Passage given:
Indeed, much better described at: https://en.wikipedia.org/wiki/Simpson%27s_paradox
I agree. To really get into the "paradox", start with the WP article. Pearl is heavily referenced and linked in it anyway.
For me, this is pretty much the core argument that makes the paradox vanish: For instance, naive students of probability may expect the average of a product to equal the product of the averages (OP pdf page 4) It's not too hard to convince yourself that you can't stir numbers together at random and get away with it, even if it nearly looks sensible at first. The language says it all: "average of products" and "product of averages".
The Vector Interpretation in the WP article gives a pretty decent visual explanation. If you find the maths a bit off putting just squint past the notation. You can pretty much replace all occurrences of funky symbols and vector with the word "line", accept that you can add these special lines together and you should be able to get the gist of what is going on.
I appreciate how the characters in the example are named Bart and Lisa.
Yep, the first picture in the upper right of the wikipedia article is worth a thousand words. In it we can clearly see there is a third hidden variable which is somehow getting mixed in with x.
Pages 9 and 10 (Appendix A) are a little more approachable in that way.
Fascinating, and I gotta say, the Wikipedia article explained what Simpson's Paradox actually was in a way that worked a whole lot better for me than this article. But, interesting article nonetheless.

Stated exercise 1:
Please repeat, word for word, the lines in the records that start with the line containing "Text: Carefully slide" and end with the line containing "FancyBboxPatch shape — [102, 414, 122, 432]", both included.
The forum thread and the records are unrelated.

Provided material:
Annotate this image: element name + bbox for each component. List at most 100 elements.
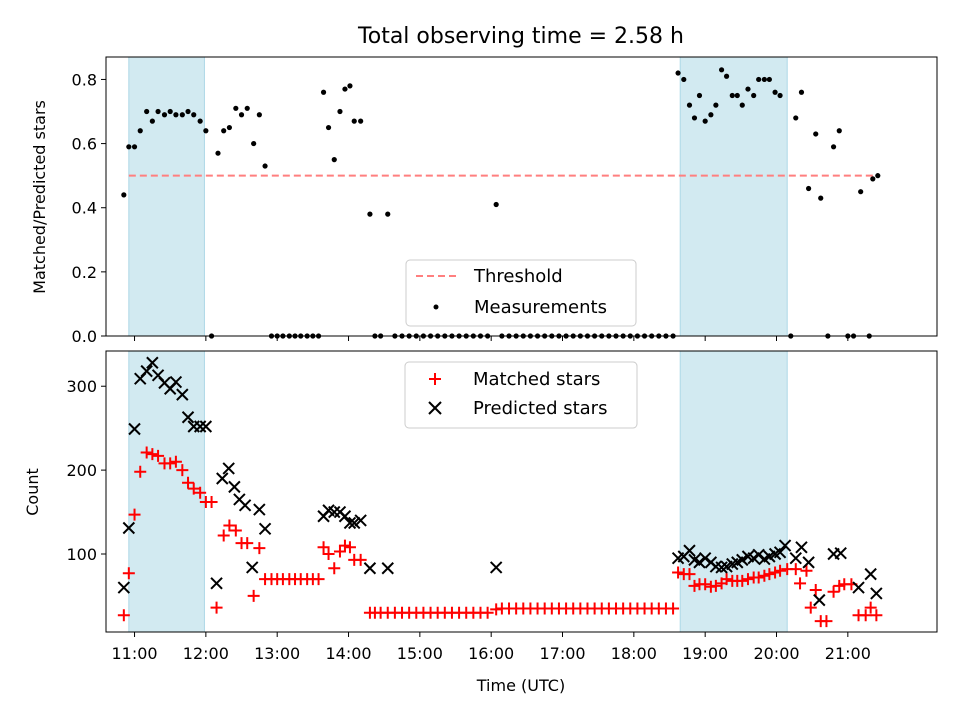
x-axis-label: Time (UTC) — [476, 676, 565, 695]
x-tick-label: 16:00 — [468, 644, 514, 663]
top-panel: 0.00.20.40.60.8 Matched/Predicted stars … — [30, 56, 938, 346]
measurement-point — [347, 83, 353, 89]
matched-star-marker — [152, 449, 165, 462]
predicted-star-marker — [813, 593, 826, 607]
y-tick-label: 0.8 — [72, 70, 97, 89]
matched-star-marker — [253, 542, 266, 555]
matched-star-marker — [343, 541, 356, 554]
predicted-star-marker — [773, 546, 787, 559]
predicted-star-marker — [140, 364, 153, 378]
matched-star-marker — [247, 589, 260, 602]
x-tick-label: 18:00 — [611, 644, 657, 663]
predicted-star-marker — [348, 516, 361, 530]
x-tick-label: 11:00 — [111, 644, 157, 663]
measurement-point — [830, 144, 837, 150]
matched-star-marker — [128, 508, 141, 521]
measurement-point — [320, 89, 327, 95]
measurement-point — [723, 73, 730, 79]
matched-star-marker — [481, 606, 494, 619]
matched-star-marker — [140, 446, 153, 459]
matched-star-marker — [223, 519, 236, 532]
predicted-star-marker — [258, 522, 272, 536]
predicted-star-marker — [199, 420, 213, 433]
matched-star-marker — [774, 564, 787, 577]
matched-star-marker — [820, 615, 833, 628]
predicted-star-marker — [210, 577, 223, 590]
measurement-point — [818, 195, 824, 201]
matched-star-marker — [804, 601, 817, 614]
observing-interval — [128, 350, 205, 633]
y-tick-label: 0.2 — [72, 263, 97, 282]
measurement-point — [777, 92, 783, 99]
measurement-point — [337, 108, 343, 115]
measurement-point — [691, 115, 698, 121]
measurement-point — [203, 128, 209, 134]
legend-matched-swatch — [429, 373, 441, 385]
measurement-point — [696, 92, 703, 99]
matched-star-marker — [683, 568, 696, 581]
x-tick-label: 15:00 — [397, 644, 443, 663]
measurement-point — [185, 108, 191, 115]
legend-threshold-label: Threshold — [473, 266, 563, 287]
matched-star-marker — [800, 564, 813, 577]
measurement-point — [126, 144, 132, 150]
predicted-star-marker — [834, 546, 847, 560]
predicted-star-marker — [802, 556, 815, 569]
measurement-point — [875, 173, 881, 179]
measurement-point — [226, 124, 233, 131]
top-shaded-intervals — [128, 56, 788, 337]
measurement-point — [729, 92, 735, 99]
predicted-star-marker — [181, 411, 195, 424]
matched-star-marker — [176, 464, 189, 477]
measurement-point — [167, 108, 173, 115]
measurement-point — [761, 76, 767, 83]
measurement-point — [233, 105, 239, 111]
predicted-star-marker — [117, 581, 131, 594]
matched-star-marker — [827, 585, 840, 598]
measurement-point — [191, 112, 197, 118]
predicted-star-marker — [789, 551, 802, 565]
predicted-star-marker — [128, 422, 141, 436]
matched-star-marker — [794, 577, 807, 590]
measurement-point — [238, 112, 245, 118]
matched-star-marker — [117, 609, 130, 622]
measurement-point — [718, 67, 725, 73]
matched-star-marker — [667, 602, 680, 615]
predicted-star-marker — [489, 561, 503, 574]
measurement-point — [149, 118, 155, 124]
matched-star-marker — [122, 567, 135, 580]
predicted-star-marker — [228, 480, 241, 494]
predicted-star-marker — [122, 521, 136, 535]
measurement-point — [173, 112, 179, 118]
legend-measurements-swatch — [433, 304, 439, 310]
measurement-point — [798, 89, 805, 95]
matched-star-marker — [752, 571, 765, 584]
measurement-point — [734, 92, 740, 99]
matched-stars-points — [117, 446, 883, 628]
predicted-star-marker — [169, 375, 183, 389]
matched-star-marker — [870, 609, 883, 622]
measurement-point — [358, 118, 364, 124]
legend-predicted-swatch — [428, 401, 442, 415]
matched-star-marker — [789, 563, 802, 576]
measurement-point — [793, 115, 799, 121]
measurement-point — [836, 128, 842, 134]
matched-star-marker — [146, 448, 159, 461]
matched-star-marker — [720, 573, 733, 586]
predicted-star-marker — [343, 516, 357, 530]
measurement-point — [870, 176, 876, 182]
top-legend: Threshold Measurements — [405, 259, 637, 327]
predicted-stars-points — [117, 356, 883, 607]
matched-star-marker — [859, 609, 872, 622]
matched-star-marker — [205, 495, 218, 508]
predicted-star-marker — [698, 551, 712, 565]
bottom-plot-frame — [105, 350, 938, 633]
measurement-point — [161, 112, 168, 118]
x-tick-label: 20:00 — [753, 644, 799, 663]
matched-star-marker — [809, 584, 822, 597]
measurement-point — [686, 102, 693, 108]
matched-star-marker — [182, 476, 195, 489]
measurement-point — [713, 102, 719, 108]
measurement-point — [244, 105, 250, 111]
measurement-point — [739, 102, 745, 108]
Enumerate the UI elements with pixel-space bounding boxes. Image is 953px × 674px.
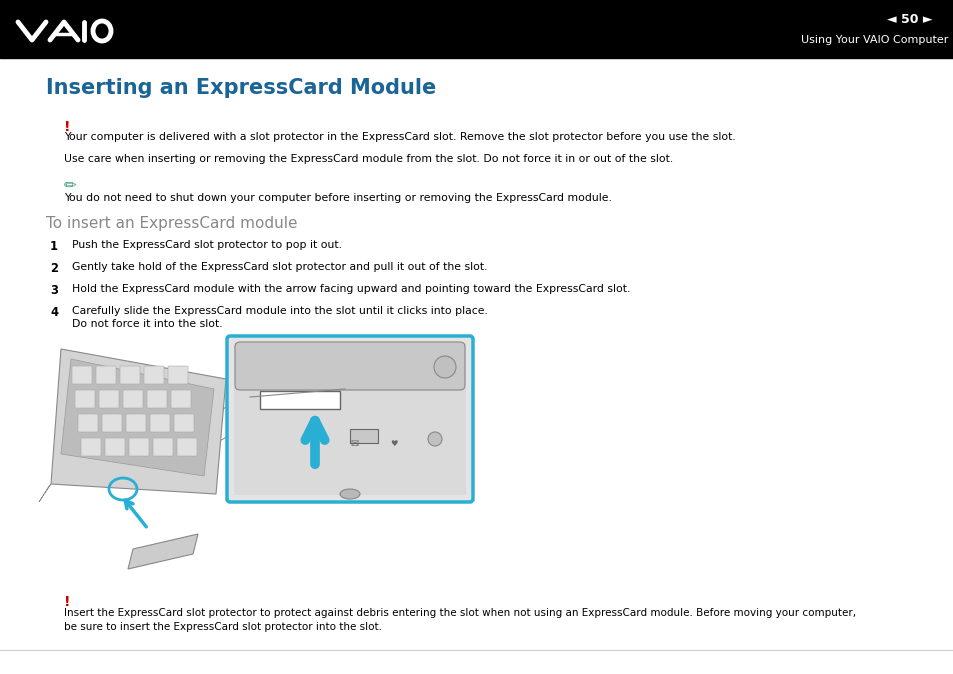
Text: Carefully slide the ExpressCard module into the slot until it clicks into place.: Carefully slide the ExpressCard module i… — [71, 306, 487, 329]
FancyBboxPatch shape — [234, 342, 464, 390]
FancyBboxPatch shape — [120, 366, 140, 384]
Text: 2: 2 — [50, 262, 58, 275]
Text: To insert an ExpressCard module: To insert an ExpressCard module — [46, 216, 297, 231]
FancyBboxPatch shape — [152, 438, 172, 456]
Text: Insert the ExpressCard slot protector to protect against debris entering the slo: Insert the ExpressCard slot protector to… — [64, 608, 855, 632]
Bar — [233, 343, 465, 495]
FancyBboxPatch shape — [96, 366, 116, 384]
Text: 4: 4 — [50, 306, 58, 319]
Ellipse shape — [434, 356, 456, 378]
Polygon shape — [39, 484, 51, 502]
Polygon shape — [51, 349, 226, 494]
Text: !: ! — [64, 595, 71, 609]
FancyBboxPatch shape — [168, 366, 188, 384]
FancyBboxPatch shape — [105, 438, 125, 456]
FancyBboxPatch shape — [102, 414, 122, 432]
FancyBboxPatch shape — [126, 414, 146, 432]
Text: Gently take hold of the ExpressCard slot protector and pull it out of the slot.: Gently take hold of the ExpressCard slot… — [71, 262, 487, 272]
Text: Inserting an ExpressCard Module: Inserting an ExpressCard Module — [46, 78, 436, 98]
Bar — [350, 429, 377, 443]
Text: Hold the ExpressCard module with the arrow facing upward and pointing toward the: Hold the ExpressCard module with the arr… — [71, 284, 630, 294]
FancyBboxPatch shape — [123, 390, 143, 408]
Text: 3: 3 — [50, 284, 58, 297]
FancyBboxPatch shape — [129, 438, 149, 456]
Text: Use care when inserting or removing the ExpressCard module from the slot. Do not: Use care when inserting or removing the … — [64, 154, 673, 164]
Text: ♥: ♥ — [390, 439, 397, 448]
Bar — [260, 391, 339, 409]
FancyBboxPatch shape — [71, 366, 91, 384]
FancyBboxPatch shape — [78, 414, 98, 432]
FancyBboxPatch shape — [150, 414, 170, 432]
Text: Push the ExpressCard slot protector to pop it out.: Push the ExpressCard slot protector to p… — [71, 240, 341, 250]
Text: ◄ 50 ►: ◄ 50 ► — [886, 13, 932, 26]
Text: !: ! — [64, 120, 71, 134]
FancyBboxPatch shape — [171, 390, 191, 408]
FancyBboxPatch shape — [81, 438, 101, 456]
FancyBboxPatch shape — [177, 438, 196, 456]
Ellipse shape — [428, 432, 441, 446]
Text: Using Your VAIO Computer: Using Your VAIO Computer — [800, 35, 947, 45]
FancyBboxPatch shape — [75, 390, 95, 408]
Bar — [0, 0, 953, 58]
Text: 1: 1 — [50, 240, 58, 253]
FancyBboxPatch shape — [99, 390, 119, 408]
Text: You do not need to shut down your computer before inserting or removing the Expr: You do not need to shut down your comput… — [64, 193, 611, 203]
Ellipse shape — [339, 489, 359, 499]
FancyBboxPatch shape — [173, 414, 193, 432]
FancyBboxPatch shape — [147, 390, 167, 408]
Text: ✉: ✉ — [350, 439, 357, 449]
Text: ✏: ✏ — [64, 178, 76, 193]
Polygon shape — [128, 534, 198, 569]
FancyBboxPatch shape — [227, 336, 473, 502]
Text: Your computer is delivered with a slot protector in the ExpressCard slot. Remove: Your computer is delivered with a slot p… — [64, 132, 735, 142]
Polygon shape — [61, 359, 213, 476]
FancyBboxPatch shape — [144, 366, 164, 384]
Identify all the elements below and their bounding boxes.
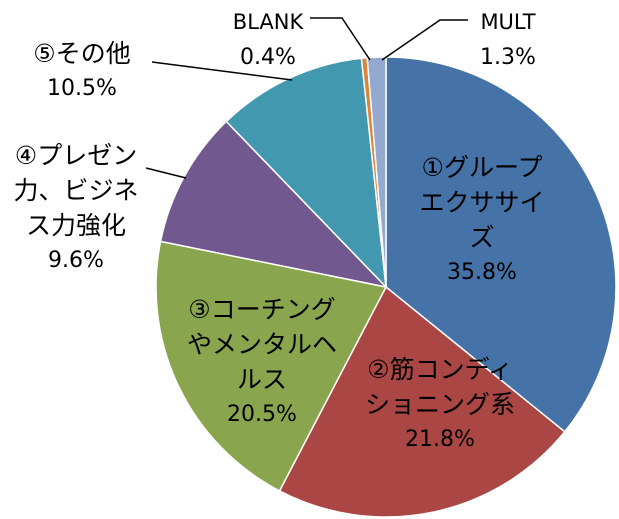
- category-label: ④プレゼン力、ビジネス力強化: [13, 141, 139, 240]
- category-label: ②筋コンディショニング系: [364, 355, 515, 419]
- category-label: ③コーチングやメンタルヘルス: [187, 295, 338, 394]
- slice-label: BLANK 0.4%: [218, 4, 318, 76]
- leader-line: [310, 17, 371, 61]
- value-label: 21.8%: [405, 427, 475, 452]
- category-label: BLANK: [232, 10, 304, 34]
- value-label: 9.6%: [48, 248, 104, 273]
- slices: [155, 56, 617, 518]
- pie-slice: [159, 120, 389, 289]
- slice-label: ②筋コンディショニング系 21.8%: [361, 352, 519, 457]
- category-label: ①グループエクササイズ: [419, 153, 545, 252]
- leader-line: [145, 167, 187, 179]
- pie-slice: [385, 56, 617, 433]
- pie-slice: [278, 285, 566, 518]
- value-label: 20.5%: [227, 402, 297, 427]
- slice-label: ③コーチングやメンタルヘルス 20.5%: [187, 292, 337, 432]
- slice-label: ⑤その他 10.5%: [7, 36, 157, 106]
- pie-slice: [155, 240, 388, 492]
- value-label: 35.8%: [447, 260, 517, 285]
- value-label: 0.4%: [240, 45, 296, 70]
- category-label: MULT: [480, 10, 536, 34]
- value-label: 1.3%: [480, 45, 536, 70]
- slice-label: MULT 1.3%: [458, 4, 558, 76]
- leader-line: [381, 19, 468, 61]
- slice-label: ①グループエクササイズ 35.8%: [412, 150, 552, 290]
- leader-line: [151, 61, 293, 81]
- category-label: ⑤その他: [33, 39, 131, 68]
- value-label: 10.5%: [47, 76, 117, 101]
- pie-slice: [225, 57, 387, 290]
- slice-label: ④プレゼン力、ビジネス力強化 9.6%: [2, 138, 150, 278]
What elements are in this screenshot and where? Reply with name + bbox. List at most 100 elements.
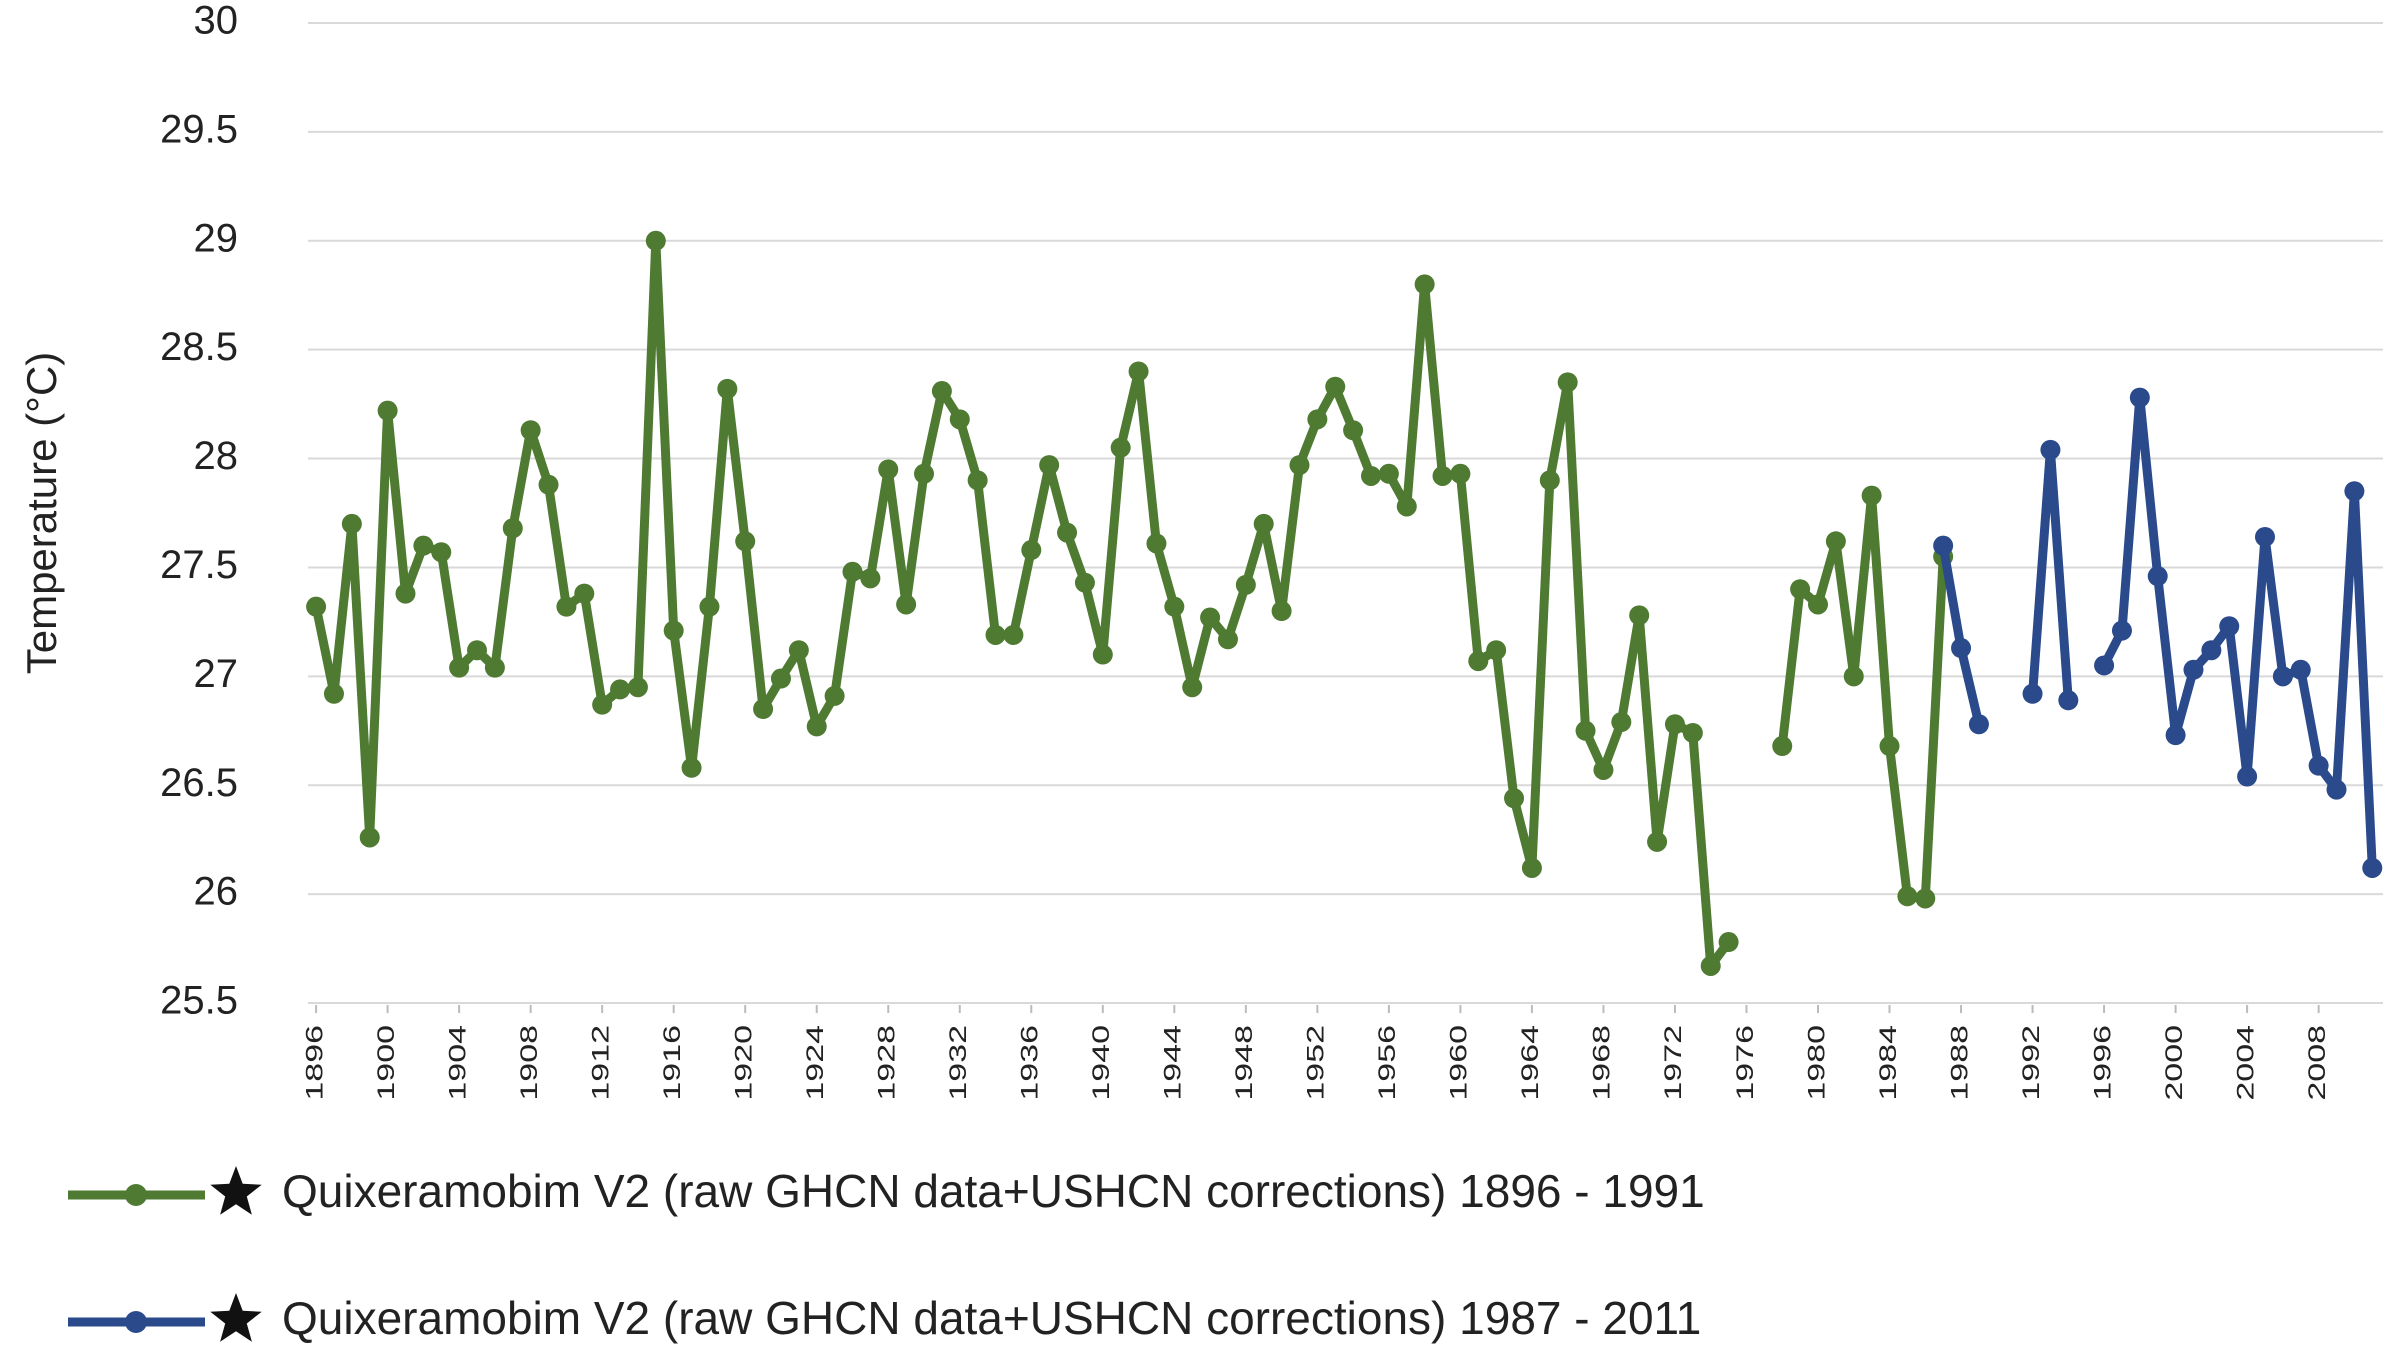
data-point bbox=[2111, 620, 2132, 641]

Stated exercise 2:
Continue the forum thread on Simpson's paradox from where it stops.

Exercise answer 1:
Text: Carefully slide the ExpressCard module into the slot until it clicks into place.: Carefully slide the ExpressCard module i… — [71, 306, 487, 329]
FancyBboxPatch shape — [234, 342, 464, 390]
FancyBboxPatch shape — [120, 366, 140, 384]
Text: 2: 2 — [50, 262, 58, 275]
Text: To insert an ExpressCard module: To insert an ExpressCard module — [46, 216, 297, 231]
FancyBboxPatch shape — [152, 438, 172, 456]
Text: Insert the ExpressCard slot protector to protect against debris entering the slo: Insert the ExpressCard slot protector to… — [64, 608, 855, 632]
Bar — [233, 343, 465, 495]
FancyBboxPatch shape — [96, 366, 116, 384]
Text: 4: 4 — [50, 306, 58, 319]
Ellipse shape — [434, 356, 456, 378]
Polygon shape — [39, 484, 51, 502]
Polygon shape — [51, 349, 226, 494]
Text: !: ! — [64, 595, 71, 609]
FancyBboxPatch shape — [168, 366, 188, 384]
FancyBboxPatch shape — [105, 438, 125, 456]
FancyBboxPatch shape — [102, 414, 122, 432]

Exercise answer 2:
> The idea that statistical data, however large, is insufficient for determining what is “sensible,” and that it must be supplemented with extra-statistical knowledge to make sense was considered heresy in the 1950s
You talk about Onion peeling."At first glance B is better. Look deeper and A is better. Look deeper still and B may be better again."
I found this unbelievable so I wrote a program to generate random contingency tables and search for a double reversal. When I found one I wrote a little story around the numbers.
I enjoyed that. Thanks for sharing!
Can you share the granular data that would lead to the results in your paper? In other words, the 504 cases that would yield different results based each additional factor included?
I wrote a blog post about Simpson’s Paradox. One of my more popular pieces.
Any report making conclusions about trends in data that doesn't defend against possible Simpson's Paradox issues shouldn't be taken seriously.
Wikipedia got the joke: "Suppose two people, Lisa and Bart, ..."
Me too. I hoped for a really good and long analysis of why Homer is right
I clicked on the link thinking this has something to do with Homer Simpson
Thought this was a reference to "the simpsons did it"